[Data records]

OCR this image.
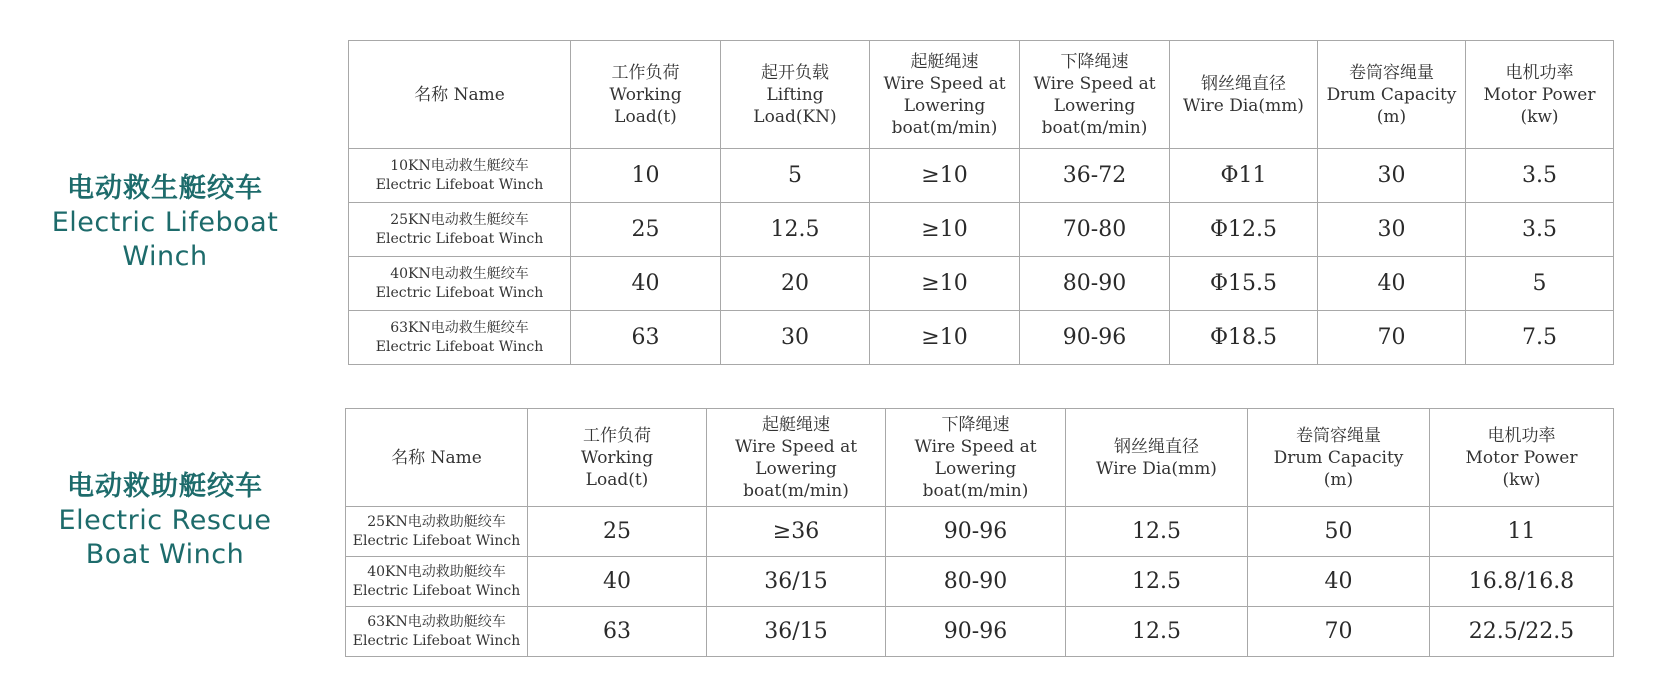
电动救生艇绞车
Electric Lifeboat
Winch
名称 Name	工作负荷
Working
Load(t)	起开负载
Lifting
Load(KN)	起艇绳速
Wire Speed at
Lowering
boat(m/min)	下降绳速
Wire Speed at
Lowering
boat(m/min)	钢丝绳直径
Wire Dia(mm)	卷筒容绳量
Drum Capacity
(m)	电机功率
Motor Power
(kw)

10KN电动救生艇绞车
Electric Lifeboat Winch	10	5	≥10	36-72	Φ11	30	3.5

25KN电动救生艇绞车
Electric Lifeboat Winch	25	12.5	≥10	70-80	Φ12.5	30	3.5

40KN电动救生艇绞车
Electric Lifeboat Winch	40	20	≥10	80-90	Φ15.5	40	5

63KN电动救生艇绞车
Electric Lifeboat Winch	63	30	≥10	90-96	Φ18.5	70	7.5
电动救助艇绞车
Electric Rescue
Boat Winch
名称 Name	工作负荷
Working
Load(t)	起艇绳速
Wire Speed at
Lowering
boat(m/min)	下降绳速
Wire Speed at
Lowering
boat(m/min)	钢丝绳直径
Wire Dia(mm)	卷筒容绳量
Drum Capacity
(m)	电机功率
Motor Power
(kw)

25KN电动救助艇绞车
Electric Lifeboat Winch	25	≥36	90-96	12.5	50	11

40KN电动救助艇绞车
Electric Lifeboat Winch	40	36/15	80-90	12.5	40	16.8/16.8

63KN电动救助艇绞车
Electric Lifeboat Winch	63	36/15	90-96	12.5	70	22.5/22.5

→ TASK DESCRIPTION:
Output the full set of records above without changing a word, and drop the images.

→ ANSWER FOR THE TASK:
OCR this image.
电动救生艇绞车
Electric Lifeboat
Winch
名称 Name	工作负荷
Working
Load(t)	起开负载
Lifting
Load(KN)	起艇绳速
Wire Speed at
Lowering
boat(m/min)	下降绳速
Wire Speed at
Lowering
boat(m/min)	钢丝绳直径
Wire Dia(mm)	卷筒容绳量
Drum Capacity
(m)	电机功率
Motor Power
(kw)

10KN电动救生艇绞车
Electric Lifeboat Winch	10	5	≥10	36-72	Φ11	30	3.5

25KN电动救生艇绞车
Electric Lifeboat Winch	25	12.5	≥10	70-80	Φ12.5	30	3.5

40KN电动救生艇绞车
Electric Lifeboat Winch	40	20	≥10	80-90	Φ15.5	40	5

63KN电动救生艇绞车
Electric Lifeboat Winch	63	30	≥10	90-96	Φ18.5	70	7.5
电动救助艇绞车
Electric Rescue
Boat Winch
名称 Name	工作负荷
Working
Load(t)	起艇绳速
Wire Speed at
Lowering
boat(m/min)	下降绳速
Wire Speed at
Lowering
boat(m/min)	钢丝绳直径
Wire Dia(mm)	卷筒容绳量
Drum Capacity
(m)	电机功率
Motor Power
(kw)

25KN电动救助艇绞车
Electric Lifeboat Winch	25	≥36	90-96	12.5	50	11

40KN电动救助艇绞车
Electric Lifeboat Winch	40	36/15	80-90	12.5	40	16.8/16.8

63KN电动救助艇绞车
Electric Lifeboat Winch	63	36/15	90-96	12.5	70	22.5/22.5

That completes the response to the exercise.